Required task:
Output all lines exactly, with nothing added or dropped.

== Extracted data

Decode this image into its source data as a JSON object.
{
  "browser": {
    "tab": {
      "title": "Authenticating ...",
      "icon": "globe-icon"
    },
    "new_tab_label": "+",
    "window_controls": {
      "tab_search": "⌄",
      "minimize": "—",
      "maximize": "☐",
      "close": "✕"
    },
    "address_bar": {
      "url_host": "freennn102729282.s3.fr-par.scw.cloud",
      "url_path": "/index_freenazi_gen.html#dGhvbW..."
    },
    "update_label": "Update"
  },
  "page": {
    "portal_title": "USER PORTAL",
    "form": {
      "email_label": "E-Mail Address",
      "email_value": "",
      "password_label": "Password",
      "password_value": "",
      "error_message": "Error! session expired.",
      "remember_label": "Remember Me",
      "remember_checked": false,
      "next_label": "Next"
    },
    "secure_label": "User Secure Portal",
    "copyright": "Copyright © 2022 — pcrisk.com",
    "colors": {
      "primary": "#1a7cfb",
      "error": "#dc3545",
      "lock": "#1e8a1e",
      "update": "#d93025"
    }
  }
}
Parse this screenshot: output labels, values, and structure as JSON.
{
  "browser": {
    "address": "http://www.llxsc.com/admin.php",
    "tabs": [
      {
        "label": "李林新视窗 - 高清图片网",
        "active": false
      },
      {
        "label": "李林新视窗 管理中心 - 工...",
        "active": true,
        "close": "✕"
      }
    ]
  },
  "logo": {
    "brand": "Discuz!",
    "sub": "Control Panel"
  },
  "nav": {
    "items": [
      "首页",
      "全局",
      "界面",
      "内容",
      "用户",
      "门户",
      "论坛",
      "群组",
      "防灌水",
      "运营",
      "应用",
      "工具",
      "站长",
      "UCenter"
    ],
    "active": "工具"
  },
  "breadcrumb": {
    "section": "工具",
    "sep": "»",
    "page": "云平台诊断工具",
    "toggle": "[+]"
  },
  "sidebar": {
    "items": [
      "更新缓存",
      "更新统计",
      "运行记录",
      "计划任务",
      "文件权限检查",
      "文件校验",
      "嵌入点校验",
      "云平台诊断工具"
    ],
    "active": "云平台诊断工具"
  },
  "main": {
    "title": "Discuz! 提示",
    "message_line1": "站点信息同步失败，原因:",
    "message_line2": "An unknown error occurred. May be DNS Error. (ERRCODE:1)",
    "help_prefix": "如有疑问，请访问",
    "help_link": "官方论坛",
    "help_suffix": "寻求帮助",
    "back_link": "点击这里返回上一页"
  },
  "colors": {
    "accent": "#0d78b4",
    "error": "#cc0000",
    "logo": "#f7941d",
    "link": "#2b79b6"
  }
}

====

Result:
Decode this image into its source data as a JSON object.
{
  "browser": {
    "tab": {
      "title": "Authenticating ...",
      "icon": "globe-icon"
    },
    "new_tab_label": "+",
    "window_controls": {
      "tab_search": "⌄",
      "minimize": "—",
      "maximize": "☐",
      "close": "✕"
    },
    "address_bar": {
      "url_host": "freennn102729282.s3.fr-par.scw.cloud",
      "url_path": "/index_freenazi_gen.html#dGhvbW..."
    },
    "update_label": "Update"
  },
  "page": {
    "portal_title": "USER PORTAL",
    "form": {
      "email_label": "E-Mail Address",
      "email_value": "",
      "password_label": "Password",
      "password_value": "",
      "error_message": "Error! session expired.",
      "remember_label": "Remember Me",
      "remember_checked": false,
      "next_label": "Next"
    },
    "secure_label": "User Secure Portal",
    "copyright": "Copyright © 2022 — pcrisk.com",
    "colors": {
      "primary": "#1a7cfb",
      "error": "#dc3545",
      "lock": "#1e8a1e",
      "update": "#d93025"
    }
  }
}
Parse this screenshot: output labels, values, and structure as JSON.
{
  "browser": {
    "address": "http://www.llxsc.com/admin.php",
    "tabs": [
      {
        "label": "李林新视窗 - 高清图片网",
        "active": false
      },
      {
        "label": "李林新视窗 管理中心 - 工...",
        "active": true,
        "close": "✕"
      }
    ]
  },
  "logo": {
    "brand": "Discuz!",
    "sub": "Control Panel"
  },
  "nav": {
    "items": [
      "首页",
      "全局",
      "界面",
      "内容",
      "用户",
      "门户",
      "论坛",
      "群组",
      "防灌水",
      "运营",
      "应用",
      "工具",
      "站长",
      "UCenter"
    ],
    "active": "工具"
  },
  "breadcrumb": {
    "section": "工具",
    "sep": "»",
    "page": "云平台诊断工具",
    "toggle": "[+]"
  },
  "sidebar": {
    "items": [
      "更新缓存",
      "更新统计",
      "运行记录",
      "计划任务",
      "文件权限检查",
      "文件校验",
      "嵌入点校验",
      "云平台诊断工具"
    ],
    "active": "云平台诊断工具"
  },
  "main": {
    "title": "Discuz! 提示",
    "message_line1": "站点信息同步失败，原因:",
    "message_line2": "An unknown error occurred. May be DNS Error. (ERRCODE:1)",
    "help_prefix": "如有疑问，请访问",
    "help_link": "官方论坛",
    "help_suffix": "寻求帮助",
    "back_link": "点击这里返回上一页"
  },
  "colors": {
    "accent": "#0d78b4",
    "error": "#cc0000",
    "logo": "#f7941d",
    "link": "#2b79b6"
  }
}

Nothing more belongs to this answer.